● **EXERCISE BRIEF**
Check each line for the string "Sales", then give only how many lines have it.

[Source records]
━━━━━━━━━━━━━━━━━━━━

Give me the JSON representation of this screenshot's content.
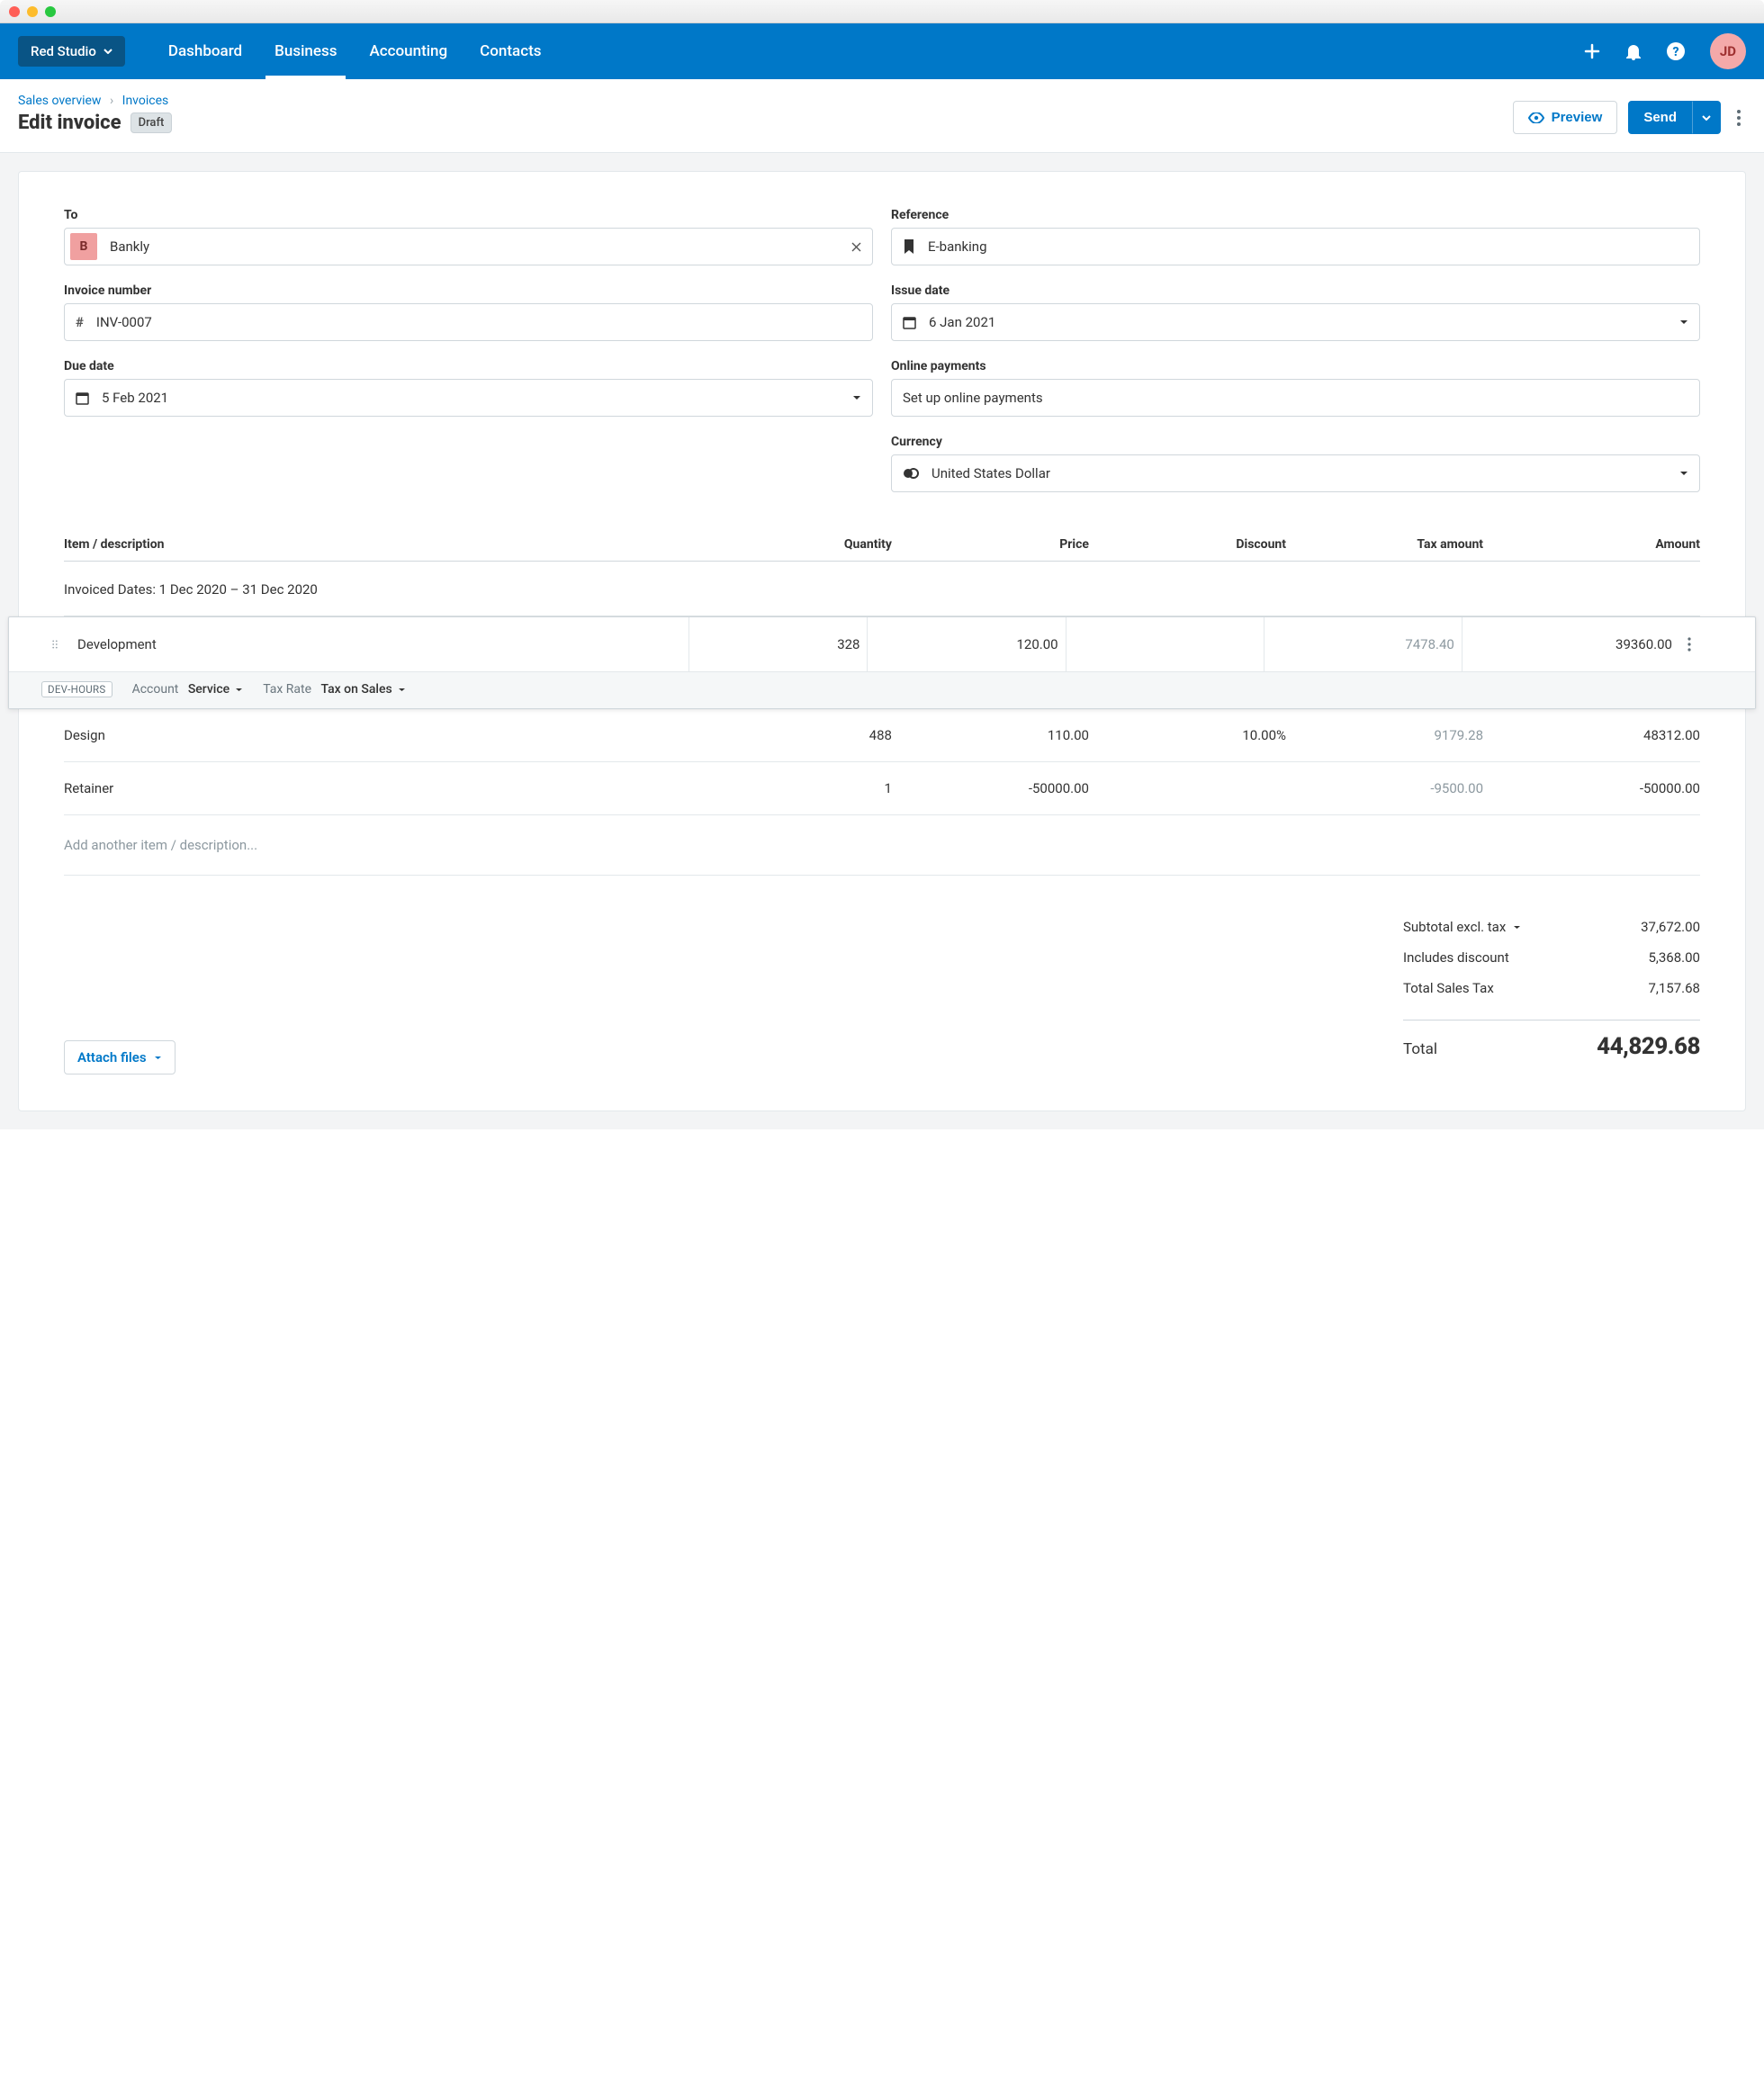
{
  "org": {
    "name": "Red Studio"
  },
  "nav": {
    "items": [
      "Dashboard",
      "Business",
      "Accounting",
      "Contacts"
    ],
    "active_index": 1
  },
  "user": {
    "initials": "JD"
  },
  "breadcrumb": {
    "sales_overview": "Sales overview",
    "invoices": "Invoices"
  },
  "page": {
    "title": "Edit invoice",
    "status": "Draft"
  },
  "actions": {
    "preview": "Preview",
    "send": "Send"
  },
  "form": {
    "to": {
      "label": "To",
      "initial": "B",
      "value": "Bankly"
    },
    "reference": {
      "label": "Reference",
      "value": "E-banking"
    },
    "invoice_number": {
      "label": "Invoice number",
      "value": "INV-0007"
    },
    "issue_date": {
      "label": "Issue date",
      "value": "6 Jan 2021"
    },
    "due_date": {
      "label": "Due date",
      "value": "5 Feb 2021"
    },
    "online_payments": {
      "label": "Online payments",
      "cta": "Set up online payments"
    },
    "currency": {
      "label": "Currency",
      "value": "United States Dollar"
    }
  },
  "table": {
    "headers": {
      "item": "Item / description",
      "qty": "Quantity",
      "price": "Price",
      "discount": "Discount",
      "tax": "Tax amount",
      "amount": "Amount"
    },
    "invoiced_dates": "Invoiced Dates: 1 Dec 2020 – 31 Dec 2020",
    "active_row": {
      "description": "Development",
      "qty": "328",
      "price": "120.00",
      "discount": "",
      "tax": "7478.40",
      "amount": "39360.00",
      "tag": "DEV-HOURS",
      "account_label": "Account",
      "account_value": "Service",
      "taxrate_label": "Tax Rate",
      "taxrate_value": "Tax on Sales"
    },
    "rows": [
      {
        "description": "Design",
        "qty": "488",
        "price": "110.00",
        "discount": "10.00%",
        "tax": "9179.28",
        "amount": "48312.00"
      },
      {
        "description": "Retainer",
        "qty": "1",
        "price": "-50000.00",
        "discount": "",
        "tax": "-9500.00",
        "amount": "-50000.00"
      }
    ],
    "add_placeholder": "Add another item / description..."
  },
  "totals": {
    "subtotal_label": "Subtotal excl. tax",
    "subtotal_value": "37,672.00",
    "discount_label": "Includes discount",
    "discount_value": "5,368.00",
    "tax_label": "Total Sales Tax",
    "tax_value": "7,157.68",
    "total_label": "Total",
    "total_value": "44,829.68"
  },
  "footer": {
    "attach": "Attach files"
  }
}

━━━━━━━━━━━━━━━━━━━━

● **REPLY**
3